**RECORDED DATA**:
╔══

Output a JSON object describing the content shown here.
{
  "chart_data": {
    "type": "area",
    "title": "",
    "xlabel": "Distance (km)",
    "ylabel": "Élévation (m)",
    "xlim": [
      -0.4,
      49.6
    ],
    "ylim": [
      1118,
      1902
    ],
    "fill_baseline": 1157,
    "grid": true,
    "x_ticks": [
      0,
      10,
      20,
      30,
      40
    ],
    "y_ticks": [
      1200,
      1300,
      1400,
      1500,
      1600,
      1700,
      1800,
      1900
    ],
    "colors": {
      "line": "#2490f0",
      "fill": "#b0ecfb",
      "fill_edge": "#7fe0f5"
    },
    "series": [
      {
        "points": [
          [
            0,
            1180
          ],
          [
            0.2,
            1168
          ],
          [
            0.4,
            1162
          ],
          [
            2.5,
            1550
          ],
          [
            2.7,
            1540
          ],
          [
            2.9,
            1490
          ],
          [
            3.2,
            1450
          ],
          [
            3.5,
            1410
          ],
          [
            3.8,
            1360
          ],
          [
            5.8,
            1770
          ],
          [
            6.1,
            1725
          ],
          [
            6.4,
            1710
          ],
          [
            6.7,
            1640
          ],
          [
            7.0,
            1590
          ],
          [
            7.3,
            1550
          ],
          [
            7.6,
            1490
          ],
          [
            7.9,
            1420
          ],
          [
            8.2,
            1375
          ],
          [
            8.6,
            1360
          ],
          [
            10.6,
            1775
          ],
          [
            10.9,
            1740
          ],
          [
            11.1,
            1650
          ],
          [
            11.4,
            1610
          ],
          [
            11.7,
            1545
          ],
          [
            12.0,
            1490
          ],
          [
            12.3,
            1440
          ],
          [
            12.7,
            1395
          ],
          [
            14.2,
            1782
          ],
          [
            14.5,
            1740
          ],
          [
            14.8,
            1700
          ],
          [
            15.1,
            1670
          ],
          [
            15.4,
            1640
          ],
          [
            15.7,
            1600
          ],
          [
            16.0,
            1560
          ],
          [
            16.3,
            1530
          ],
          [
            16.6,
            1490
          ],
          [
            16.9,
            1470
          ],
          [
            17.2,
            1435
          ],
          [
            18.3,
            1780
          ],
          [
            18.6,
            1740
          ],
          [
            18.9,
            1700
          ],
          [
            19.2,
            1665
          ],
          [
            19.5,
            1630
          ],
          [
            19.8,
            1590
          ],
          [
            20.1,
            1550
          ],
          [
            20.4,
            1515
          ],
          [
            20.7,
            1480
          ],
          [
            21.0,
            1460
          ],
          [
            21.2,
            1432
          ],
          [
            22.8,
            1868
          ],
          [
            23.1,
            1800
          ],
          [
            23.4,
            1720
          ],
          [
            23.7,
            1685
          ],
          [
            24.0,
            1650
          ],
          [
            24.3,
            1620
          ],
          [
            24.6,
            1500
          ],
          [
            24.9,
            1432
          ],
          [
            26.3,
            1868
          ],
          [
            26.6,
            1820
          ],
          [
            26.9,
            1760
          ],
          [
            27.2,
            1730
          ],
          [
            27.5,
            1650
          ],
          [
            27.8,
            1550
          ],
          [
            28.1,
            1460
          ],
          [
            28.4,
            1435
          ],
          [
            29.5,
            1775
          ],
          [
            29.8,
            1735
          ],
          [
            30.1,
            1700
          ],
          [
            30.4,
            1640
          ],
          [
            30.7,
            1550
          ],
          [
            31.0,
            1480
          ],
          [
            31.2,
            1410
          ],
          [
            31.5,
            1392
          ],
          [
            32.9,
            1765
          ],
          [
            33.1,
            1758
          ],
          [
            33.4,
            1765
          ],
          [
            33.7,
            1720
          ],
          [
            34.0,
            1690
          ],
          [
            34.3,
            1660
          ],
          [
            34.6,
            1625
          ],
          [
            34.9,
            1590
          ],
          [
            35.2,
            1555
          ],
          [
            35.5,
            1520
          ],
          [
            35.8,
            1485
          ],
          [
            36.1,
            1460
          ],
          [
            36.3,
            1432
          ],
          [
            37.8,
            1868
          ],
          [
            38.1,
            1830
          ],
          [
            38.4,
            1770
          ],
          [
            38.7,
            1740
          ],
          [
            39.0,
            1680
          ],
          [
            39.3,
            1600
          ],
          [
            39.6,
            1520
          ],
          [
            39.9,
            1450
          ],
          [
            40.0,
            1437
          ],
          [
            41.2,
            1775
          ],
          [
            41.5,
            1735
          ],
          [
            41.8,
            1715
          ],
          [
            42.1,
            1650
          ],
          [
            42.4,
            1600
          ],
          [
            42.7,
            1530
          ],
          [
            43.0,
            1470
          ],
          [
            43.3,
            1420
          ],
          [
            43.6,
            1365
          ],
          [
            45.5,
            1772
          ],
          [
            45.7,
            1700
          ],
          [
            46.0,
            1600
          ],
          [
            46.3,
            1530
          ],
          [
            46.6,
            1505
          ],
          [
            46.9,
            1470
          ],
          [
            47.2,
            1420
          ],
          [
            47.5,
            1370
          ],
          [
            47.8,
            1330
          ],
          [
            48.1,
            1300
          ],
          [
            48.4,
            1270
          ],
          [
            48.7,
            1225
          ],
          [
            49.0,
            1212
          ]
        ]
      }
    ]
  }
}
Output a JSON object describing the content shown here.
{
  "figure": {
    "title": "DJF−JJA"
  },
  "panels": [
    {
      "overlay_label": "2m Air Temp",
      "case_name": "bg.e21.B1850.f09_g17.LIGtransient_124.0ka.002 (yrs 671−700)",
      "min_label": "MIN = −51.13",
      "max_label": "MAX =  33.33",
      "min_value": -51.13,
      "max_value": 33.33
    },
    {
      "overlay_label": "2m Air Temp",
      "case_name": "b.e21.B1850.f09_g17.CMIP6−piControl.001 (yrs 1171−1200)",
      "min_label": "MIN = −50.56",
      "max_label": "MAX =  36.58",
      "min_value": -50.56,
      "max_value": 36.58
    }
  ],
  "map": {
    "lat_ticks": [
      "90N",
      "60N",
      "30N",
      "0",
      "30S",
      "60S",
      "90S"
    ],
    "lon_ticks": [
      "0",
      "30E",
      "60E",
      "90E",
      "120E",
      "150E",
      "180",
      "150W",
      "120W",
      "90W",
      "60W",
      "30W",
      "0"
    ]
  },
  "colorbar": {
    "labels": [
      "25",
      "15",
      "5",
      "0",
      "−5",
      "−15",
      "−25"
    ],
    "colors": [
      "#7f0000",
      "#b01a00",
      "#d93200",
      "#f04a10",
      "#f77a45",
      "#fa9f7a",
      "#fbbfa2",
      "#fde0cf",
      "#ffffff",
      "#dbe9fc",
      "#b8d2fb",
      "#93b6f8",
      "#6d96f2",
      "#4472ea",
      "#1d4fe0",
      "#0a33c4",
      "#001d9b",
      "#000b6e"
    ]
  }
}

╚══

**WHAT NEEDS TO BE DONE**: Transcribe all of the entries without altering anything.

**SOLUTION FOR THIS TASK**:
Output a JSON object describing the content shown here.
{
  "chart_data": {
    "type": "area",
    "title": "",
    "xlabel": "Distance (km)",
    "ylabel": "Élévation (m)",
    "xlim": [
      -0.4,
      49.6
    ],
    "ylim": [
      1118,
      1902
    ],
    "fill_baseline": 1157,
    "grid": true,
    "x_ticks": [
      0,
      10,
      20,
      30,
      40
    ],
    "y_ticks": [
      1200,
      1300,
      1400,
      1500,
      1600,
      1700,
      1800,
      1900
    ],
    "colors": {
      "line": "#2490f0",
      "fill": "#b0ecfb",
      "fill_edge": "#7fe0f5"
    },
    "series": [
      {
        "points": [
          [
            0,
            1180
          ],
          [
            0.2,
            1168
          ],
          [
            0.4,
            1162
          ],
          [
            2.5,
            1550
          ],
          [
            2.7,
            1540
          ],
          [
            2.9,
            1490
          ],
          [
            3.2,
            1450
          ],
          [
            3.5,
            1410
          ],
          [
            3.8,
            1360
          ],
          [
            5.8,
            1770
          ],
          [
            6.1,
            1725
          ],
          [
            6.4,
            1710
          ],
          [
            6.7,
            1640
          ],
          [
            7.0,
            1590
          ],
          [
            7.3,
            1550
          ],
          [
            7.6,
            1490
          ],
          [
            7.9,
            1420
          ],
          [
            8.2,
            1375
          ],
          [
            8.6,
            1360
          ],
          [
            10.6,
            1775
          ],
          [
            10.9,
            1740
          ],
          [
            11.1,
            1650
          ],
          [
            11.4,
            1610
          ],
          [
            11.7,
            1545
          ],
          [
            12.0,
            1490
          ],
          [
            12.3,
            1440
          ],
          [
            12.7,
            1395
          ],
          [
            14.2,
            1782
          ],
          [
            14.5,
            1740
          ],
          [
            14.8,
            1700
          ],
          [
            15.1,
            1670
          ],
          [
            15.4,
            1640
          ],
          [
            15.7,
            1600
          ],
          [
            16.0,
            1560
          ],
          [
            16.3,
            1530
          ],
          [
            16.6,
            1490
          ],
          [
            16.9,
            1470
          ],
          [
            17.2,
            1435
          ],
          [
            18.3,
            1780
          ],
          [
            18.6,
            1740
          ],
          [
            18.9,
            1700
          ],
          [
            19.2,
            1665
          ],
          [
            19.5,
            1630
          ],
          [
            19.8,
            1590
          ],
          [
            20.1,
            1550
          ],
          [
            20.4,
            1515
          ],
          [
            20.7,
            1480
          ],
          [
            21.0,
            1460
          ],
          [
            21.2,
            1432
          ],
          [
            22.8,
            1868
          ],
          [
            23.1,
            1800
          ],
          [
            23.4,
            1720
          ],
          [
            23.7,
            1685
          ],
          [
            24.0,
            1650
          ],
          [
            24.3,
            1620
          ],
          [
            24.6,
            1500
          ],
          [
            24.9,
            1432
          ],
          [
            26.3,
            1868
          ],
          [
            26.6,
            1820
          ],
          [
            26.9,
            1760
          ],
          [
            27.2,
            1730
          ],
          [
            27.5,
            1650
          ],
          [
            27.8,
            1550
          ],
          [
            28.1,
            1460
          ],
          [
            28.4,
            1435
          ],
          [
            29.5,
            1775
          ],
          [
            29.8,
            1735
          ],
          [
            30.1,
            1700
          ],
          [
            30.4,
            1640
          ],
          [
            30.7,
            1550
          ],
          [
            31.0,
            1480
          ],
          [
            31.2,
            1410
          ],
          [
            31.5,
            1392
          ],
          [
            32.9,
            1765
          ],
          [
            33.1,
            1758
          ],
          [
            33.4,
            1765
          ],
          [
            33.7,
            1720
          ],
          [
            34.0,
            1690
          ],
          [
            34.3,
            1660
          ],
          [
            34.6,
            1625
          ],
          [
            34.9,
            1590
          ],
          [
            35.2,
            1555
          ],
          [
            35.5,
            1520
          ],
          [
            35.8,
            1485
          ],
          [
            36.1,
            1460
          ],
          [
            36.3,
            1432
          ],
          [
            37.8,
            1868
          ],
          [
            38.1,
            1830
          ],
          [
            38.4,
            1770
          ],
          [
            38.7,
            1740
          ],
          [
            39.0,
            1680
          ],
          [
            39.3,
            1600
          ],
          [
            39.6,
            1520
          ],
          [
            39.9,
            1450
          ],
          [
            40.0,
            1437
          ],
          [
            41.2,
            1775
          ],
          [
            41.5,
            1735
          ],
          [
            41.8,
            1715
          ],
          [
            42.1,
            1650
          ],
          [
            42.4,
            1600
          ],
          [
            42.7,
            1530
          ],
          [
            43.0,
            1470
          ],
          [
            43.3,
            1420
          ],
          [
            43.6,
            1365
          ],
          [
            45.5,
            1772
          ],
          [
            45.7,
            1700
          ],
          [
            46.0,
            1600
          ],
          [
            46.3,
            1530
          ],
          [
            46.6,
            1505
          ],
          [
            46.9,
            1470
          ],
          [
            47.2,
            1420
          ],
          [
            47.5,
            1370
          ],
          [
            47.8,
            1330
          ],
          [
            48.1,
            1300
          ],
          [
            48.4,
            1270
          ],
          [
            48.7,
            1225
          ],
          [
            49.0,
            1212
          ]
        ]
      }
    ]
  }
}
Output a JSON object describing the content shown here.
{
  "figure": {
    "title": "DJF−JJA"
  },
  "panels": [
    {
      "overlay_label": "2m Air Temp",
      "case_name": "bg.e21.B1850.f09_g17.LIGtransient_124.0ka.002 (yrs 671−700)",
      "min_label": "MIN = −51.13",
      "max_label": "MAX =  33.33",
      "min_value": -51.13,
      "max_value": 33.33
    },
    {
      "overlay_label": "2m Air Temp",
      "case_name": "b.e21.B1850.f09_g17.CMIP6−piControl.001 (yrs 1171−1200)",
      "min_label": "MIN = −50.56",
      "max_label": "MAX =  36.58",
      "min_value": -50.56,
      "max_value": 36.58
    }
  ],
  "map": {
    "lat_ticks": [
      "90N",
      "60N",
      "30N",
      "0",
      "30S",
      "60S",
      "90S"
    ],
    "lon_ticks": [
      "0",
      "30E",
      "60E",
      "90E",
      "120E",
      "150E",
      "180",
      "150W",
      "120W",
      "90W",
      "60W",
      "30W",
      "0"
    ]
  },
  "colorbar": {
    "labels": [
      "25",
      "15",
      "5",
      "0",
      "−5",
      "−15",
      "−25"
    ],
    "colors": [
      "#7f0000",
      "#b01a00",
      "#d93200",
      "#f04a10",
      "#f77a45",
      "#fa9f7a",
      "#fbbfa2",
      "#fde0cf",
      "#ffffff",
      "#dbe9fc",
      "#b8d2fb",
      "#93b6f8",
      "#6d96f2",
      "#4472ea",
      "#1d4fe0",
      "#0a33c4",
      "#001d9b",
      "#000b6e"
    ]
  }
}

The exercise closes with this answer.